* _What you need to do_:
The records below must be copied in full; omit the images.

━━━━━ Input records

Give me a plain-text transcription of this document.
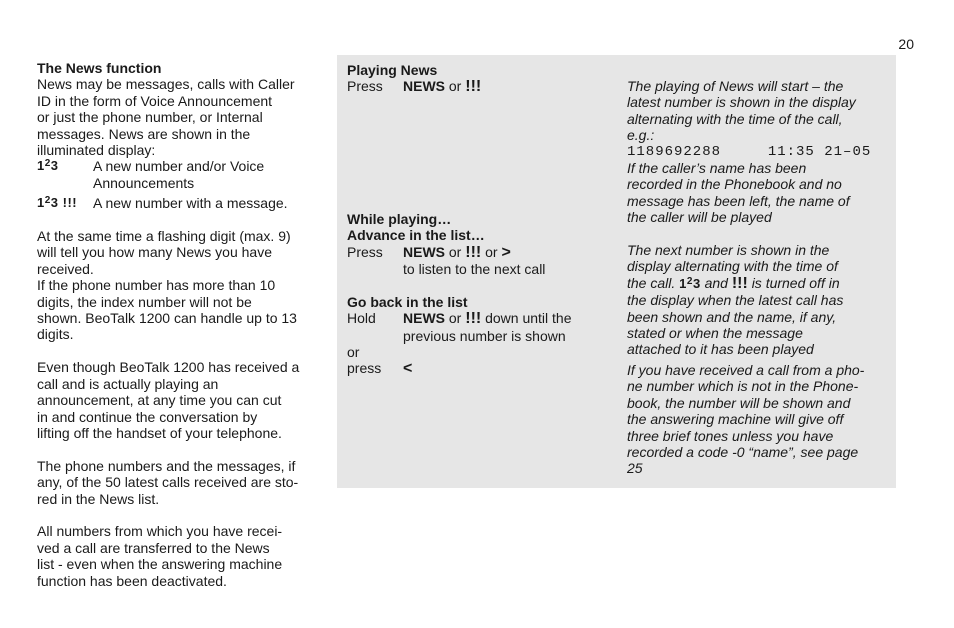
20
The News function
News may be messages, calls with Caller
ID in the form of Voice Announcement
or just the phone number, or Internal
messages. News are shown in the
illuminated display:
$1^23$	A new number and/or Voice
Announcements
$1^23$ !!!	A new number with a message.
At the same time a flashing digit (max. 9)
will tell you how many News you have
received.
If the phone number has more than 10
digits, the index number will not be
shown. BeoTalk 1200 can handle up to 13
digits.
Even though BeoTalk 1200 has received a
call and is actually playing an
announcement, at any time you can cut
in and continue the conversation by
lifting off the handset of your telephone.
The phone numbers and the messages, if
any, of the 50 latest calls received are sto-
red in the News list.
All numbers from which you have recei-
ved a call are transferred to the News
list - even when the answering machine
function has been deactivated.
Playing News
Press	NEWS or !!!
While playing…
Advance in the list…
Press	NEWS or !!! or >
to listen to the next call
Go back in the list
Hold	NEWS or !!! down until the
previous number is shown
or
press	<
The playing of News will start – the
latest number is shown in the display
alternating with the time of the call,
e.g.:
1189692288	11:35 21–05
If the caller’s name has been
recorded in the Phonebook and no
message has been left, the name of
the caller will be played
The next number is shown in the
display alternating with the time of
the call. $1^23$ and !!! is turned off in
the display when the latest call has
been shown and the name, if any,
stated or when the message
attached to it has been played
If you have received a call from a pho-
ne number which is not in the Phone-
book, the number will be shown and
the answering machine will give off
three brief tones unless you have
recorded a code -0 “name”, see page
25
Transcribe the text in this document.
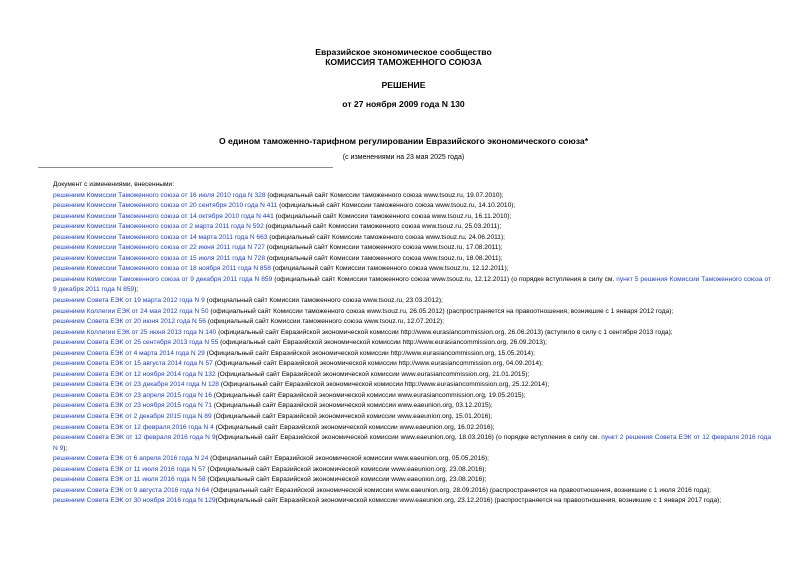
Евразийское экономическое сообщество
КОМИССИЯ ТАМОЖЕННОГО СОЮЗА
РЕШЕНИЕ
от 27 ноября 2009 года N 130
О едином таможенно-тарифном регулировании Евразийского экономического союза*
(с изменениями на 23 мая 2025 года)
Документ с изменениями, внесенными:
решением Комиссии Таможенного союза от 16 июля 2010 года N 328 (официальный сайт Комиссии таможенного союза www.tsouz.ru, 19.07.2010);
решением Комиссии Таможенного союза от 20 сентября 2010 года N 411 (официальный сайт Комиссии таможенного союза www.tsouz.ru, 14.10.2010);
решением Комиссии Таможенного союза от 14 октября 2010 года N 441 (официальный сайт Комиссии таможенного союза www.tsouz.ru, 16.11.2010);
решением Комиссии Таможенного союза от 2 марта 2011 года N 592 (официальный сайт Комиссии таможенного союза www.tsouz.ru, 25.03.2011);
решением Комиссии Таможенного союза от 14 марта 2011 года N 663 (официальный сайт Комиссии таможенного союза www.tsouz.ru, 24.06.2011);
решением Комиссии Таможенного союза от 22 июня 2011 года N 727 (официальный сайт Комиссии таможенного союза www.tsouz.ru, 17.08.2011);
решением Комиссии Таможенного союза от 15 июля 2011 года N 728 (официальный сайт Комиссии таможенного союза www.tsouz.ru, 18.08.2011);
решением Комиссии Таможенного союза от 18 ноября 2011 года N 858 (официальный сайт Комиссии таможенного союза www.tsouz.ru, 12.12.2011);
решением Комиссии Таможенного союза от 9 декабря 2011 года N 859 (официальный сайт Комиссии таможенного союза www.tsouz.ru, 12.12.2011) (о порядке вступления в силу см. пункт 5 решения Комиссии Таможенного союза от 9 декабря 2011 года N 859);
решением Совета ЕЭК от 19 марта 2012 года N 9 (официальный сайт Комиссии таможенного союза www.tsouz.ru, 23.03.2012);
решением Коллегии ЕЭК от 24 мая 2012 года N 50 (официальный сайт Комиссии таможенного союза www.tsouz.ru, 26.05.2012) (распространяется на правоотношения, возникшие с 1 января 2012 года);
решением Совета ЕЭК от 20 июня 2012 года N 56 (официальный сайт Комиссии таможенного союза www.tsouz.ru, 12.07.2012);
решением Коллегии ЕЭК от 25 июня 2013 года N 140 (официальный сайт Евразийской экономической комиссии http://www.eurasiancommission.org, 26.06.2013) (вступило в силу с 1 сентября 2013 года);
решением Совета ЕЭК от 25 сентября 2013 года N 55 (официальный сайт Евразийской экономической комиссии http://www.eurasiancommission.org, 26.09.2013);
решением Совета ЕЭК от 4 марта 2014 года N 29 (Официальный сайт Евразийской экономической комиссии http://www.eurasiancommission.org, 15.05.2014);
решением Совета ЕЭК от 15 августа 2014 года N 57 (Официальный сайт Евразийской экономической комиссии http://www.eurasiancommission.org, 04.09.2014);
решением Совета ЕЭК от 12 ноября 2014 года N 132 (Официальный сайт Евразийской экономической комиссии www.eurasiancommission.org, 21.01.2015);
решением Совета ЕЭК от 23 декабря 2014 года N 128 (Официальный сайт Евразийской экономической комиссии http://www.eurasiancommission.org, 25.12.2014);
решением Совета ЕЭК от 23 апреля 2015 года N 16 (Официальный сайт Евразийской экономической комиссии www.eurasiancommission.org, 19.05.2015);
решением Совета ЕЭК от 23 ноября 2015 года N 71 (Официальный сайт Евразийской экономической комиссии www.eaeunion.org, 03.12.2015);
решением Совета ЕЭК от 2 декабря 2015 года N 89 (Официальный сайт Евразийской экономической комиссии www.eaeunion.org, 15.01.2016);
решением Совета ЕЭК от 12 февраля 2016 года N 4 (Официальный сайт Евразийской экономической комиссии www.eaeunion.org, 16.02.2016);
решением Совета ЕЭК от 12 февраля 2016 года N 9(Официальный сайт Евразийской экономической комиссии www.eaeunion.org, 18.03.2016) (о порядке вступления в силу см. пункт 2 решения Совета ЕЭК от 12 февраля 2016 года N 9);
решением Совета ЕЭК от 6 апреля 2016 года N 24 (Официальный сайт Евразийской экономической комиссии www.eaeunion.org, 05.05.2016);
решением Совета ЕЭК от 11 июля 2016 года N 57 (Официальный сайт Евразийской экономической комиссии www.eaeunion.org, 23.08.2016);
решением Совета ЕЭК от 11 июля 2016 года N 58 (Официальный сайт Евразийской экономической комиссии www.eaeunion.org, 23.08.2016);
решением Совета ЕЭК от 9 августа 2016 года N 64 (Официальный сайт Евразийской экономической комиссии www.eaeunion.org, 28.09.2016) (распространяется на правоотношения, возникшие с 1 июля 2016 года);
решением Совета ЕЭК от 30 ноября 2016 года N 129(Официальный сайт Евразийской экономической комиссии www.eaeunion.org, 23.12.2016) (распространяется на правоотношения, возникшие с 1 января 2017 года);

━━━━━━━━━━

* _Exercise result_:
Give me a plain-text transcription of this document.
20
The News function
News may be messages, calls with Caller
ID in the form of Voice Announcement
or just the phone number, or Internal
messages. News are shown in the
illuminated display:
$1^23$	A new number and/or Voice
Announcements
$1^23$ !!!	A new number with a message.
At the same time a flashing digit (max. 9)
will tell you how many News you have
received.
If the phone number has more than 10
digits, the index number will not be
shown. BeoTalk 1200 can handle up to 13
digits.
Even though BeoTalk 1200 has received a
call and is actually playing an
announcement, at any time you can cut
in and continue the conversation by
lifting off the handset of your telephone.
The phone numbers and the messages, if
any, of the 50 latest calls received are sto-
red in the News list.
All numbers from which you have recei-
ved a call are transferred to the News
list - even when the answering machine
function has been deactivated.
Playing News
Press	NEWS or !!!
While playing…
Advance in the list…
Press	NEWS or !!! or >
to listen to the next call
Go back in the list
Hold	NEWS or !!! down until the
previous number is shown
or
press	<
The playing of News will start – the
latest number is shown in the display
alternating with the time of the call,
e.g.:
1189692288	11:35 21–05
If the caller’s name has been
recorded in the Phonebook and no
message has been left, the name of
the caller will be played
The next number is shown in the
display alternating with the time of
the call. $1^23$ and !!! is turned off in
the display when the latest call has
been shown and the name, if any,
stated or when the message
attached to it has been played
If you have received a call from a pho-
ne number which is not in the Phone-
book, the number will be shown and
the answering machine will give off
three brief tones unless you have
recorded a code -0 “name”, see page
25
Transcribe the text in this document.
Евразийское экономическое сообщество
КОМИССИЯ ТАМОЖЕННОГО СОЮЗА
РЕШЕНИЕ
от 27 ноября 2009 года N 130
О едином таможенно-тарифном регулировании Евразийского экономического союза*
(с изменениями на 23 мая 2025 года)
Документ с изменениями, внесенными:
решением Комиссии Таможенного союза от 16 июля 2010 года N 328 (официальный сайт Комиссии таможенного союза www.tsouz.ru, 19.07.2010);
решением Комиссии Таможенного союза от 20 сентября 2010 года N 411 (официальный сайт Комиссии таможенного союза www.tsouz.ru, 14.10.2010);
решением Комиссии Таможенного союза от 14 октября 2010 года N 441 (официальный сайт Комиссии таможенного союза www.tsouz.ru, 16.11.2010);
решением Комиссии Таможенного союза от 2 марта 2011 года N 592 (официальный сайт Комиссии таможенного союза www.tsouz.ru, 25.03.2011);
решением Комиссии Таможенного союза от 14 марта 2011 года N 663 (официальный сайт Комиссии таможенного союза www.tsouz.ru, 24.06.2011);
решением Комиссии Таможенного союза от 22 июня 2011 года N 727 (официальный сайт Комиссии таможенного союза www.tsouz.ru, 17.08.2011);
решением Комиссии Таможенного союза от 15 июля 2011 года N 728 (официальный сайт Комиссии таможенного союза www.tsouz.ru, 18.08.2011);
решением Комиссии Таможенного союза от 18 ноября 2011 года N 858 (официальный сайт Комиссии таможенного союза www.tsouz.ru, 12.12.2011);
решением Комиссии Таможенного союза от 9 декабря 2011 года N 859 (официальный сайт Комиссии таможенного союза www.tsouz.ru, 12.12.2011) (о порядке вступления в силу см. пункт 5 решения Комиссии Таможенного союза от 9 декабря 2011 года N 859);
решением Совета ЕЭК от 19 марта 2012 года N 9 (официальный сайт Комиссии таможенного союза www.tsouz.ru, 23.03.2012);
решением Коллегии ЕЭК от 24 мая 2012 года N 50 (официальный сайт Комиссии таможенного союза www.tsouz.ru, 26.05.2012) (распространяется на правоотношения, возникшие с 1 января 2012 года);
решением Совета ЕЭК от 20 июня 2012 года N 56 (официальный сайт Комиссии таможенного союза www.tsouz.ru, 12.07.2012);
решением Коллегии ЕЭК от 25 июня 2013 года N 140 (официальный сайт Евразийской экономической комиссии http://www.eurasiancommission.org, 26.06.2013) (вступило в силу с 1 сентября 2013 года);
решением Совета ЕЭК от 25 сентября 2013 года N 55 (официальный сайт Евразийской экономической комиссии http://www.eurasiancommission.org, 26.09.2013);
решением Совета ЕЭК от 4 марта 2014 года N 29 (Официальный сайт Евразийской экономической комиссии http://www.eurasiancommission.org, 15.05.2014);
решением Совета ЕЭК от 15 августа 2014 года N 57 (Официальный сайт Евразийской экономической комиссии http://www.eurasiancommission.org, 04.09.2014);
решением Совета ЕЭК от 12 ноября 2014 года N 132 (Официальный сайт Евразийской экономической комиссии www.eurasiancommission.org, 21.01.2015);
решением Совета ЕЭК от 23 декабря 2014 года N 128 (Официальный сайт Евразийской экономической комиссии http://www.eurasiancommission.org, 25.12.2014);
решением Совета ЕЭК от 23 апреля 2015 года N 16 (Официальный сайт Евразийской экономической комиссии www.eurasiancommission.org, 19.05.2015);
решением Совета ЕЭК от 23 ноября 2015 года N 71 (Официальный сайт Евразийской экономической комиссии www.eaeunion.org, 03.12.2015);
решением Совета ЕЭК от 2 декабря 2015 года N 89 (Официальный сайт Евразийской экономической комиссии www.eaeunion.org, 15.01.2016);
решением Совета ЕЭК от 12 февраля 2016 года N 4 (Официальный сайт Евразийской экономической комиссии www.eaeunion.org, 16.02.2016);
решением Совета ЕЭК от 12 февраля 2016 года N 9(Официальный сайт Евразийской экономической комиссии www.eaeunion.org, 18.03.2016) (о порядке вступления в силу см. пункт 2 решения Совета ЕЭК от 12 февраля 2016 года N 9);
решением Совета ЕЭК от 6 апреля 2016 года N 24 (Официальный сайт Евразийской экономической комиссии www.eaeunion.org, 05.05.2016);
решением Совета ЕЭК от 11 июля 2016 года N 57 (Официальный сайт Евразийской экономической комиссии www.eaeunion.org, 23.08.2016);
решением Совета ЕЭК от 11 июля 2016 года N 58 (Официальный сайт Евразийской экономической комиссии www.eaeunion.org, 23.08.2016);
решением Совета ЕЭК от 9 августа 2016 года N 64 (Официальный сайт Евразийской экономической комиссии www.eaeunion.org, 28.09.2016) (распространяется на правоотношения, возникшие с 1 июля 2016 года);
решением Совета ЕЭК от 30 ноября 2016 года N 129(Официальный сайт Евразийской экономической комиссии www.eaeunion.org, 23.12.2016) (распространяется на правоотношения, возникшие с 1 января 2017 года);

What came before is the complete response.